** Start of ITEMS **

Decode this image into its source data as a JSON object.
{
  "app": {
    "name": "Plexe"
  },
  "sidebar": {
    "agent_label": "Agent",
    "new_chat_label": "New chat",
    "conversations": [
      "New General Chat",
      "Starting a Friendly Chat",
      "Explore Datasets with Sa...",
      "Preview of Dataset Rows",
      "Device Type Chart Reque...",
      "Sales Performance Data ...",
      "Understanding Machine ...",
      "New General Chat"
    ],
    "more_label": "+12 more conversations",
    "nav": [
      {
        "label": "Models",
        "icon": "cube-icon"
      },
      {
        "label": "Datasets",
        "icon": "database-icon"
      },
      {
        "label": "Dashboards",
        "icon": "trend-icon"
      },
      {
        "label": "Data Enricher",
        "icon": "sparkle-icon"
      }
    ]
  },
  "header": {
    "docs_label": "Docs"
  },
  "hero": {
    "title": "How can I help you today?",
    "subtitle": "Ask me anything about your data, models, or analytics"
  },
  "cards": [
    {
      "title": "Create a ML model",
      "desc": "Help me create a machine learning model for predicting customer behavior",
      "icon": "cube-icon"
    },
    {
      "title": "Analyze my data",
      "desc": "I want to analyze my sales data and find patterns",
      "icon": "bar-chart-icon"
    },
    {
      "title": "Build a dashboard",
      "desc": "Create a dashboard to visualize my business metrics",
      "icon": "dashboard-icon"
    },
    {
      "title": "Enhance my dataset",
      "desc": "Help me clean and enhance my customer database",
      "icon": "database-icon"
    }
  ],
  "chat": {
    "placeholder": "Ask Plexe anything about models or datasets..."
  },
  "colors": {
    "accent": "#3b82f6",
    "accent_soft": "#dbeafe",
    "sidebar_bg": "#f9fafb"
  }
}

** End of ITEMS **

WRITTEN INSTRUCTION: A single figure is required: the number of lines above in which the word "icon" occurs.

FINAL RESULT: 8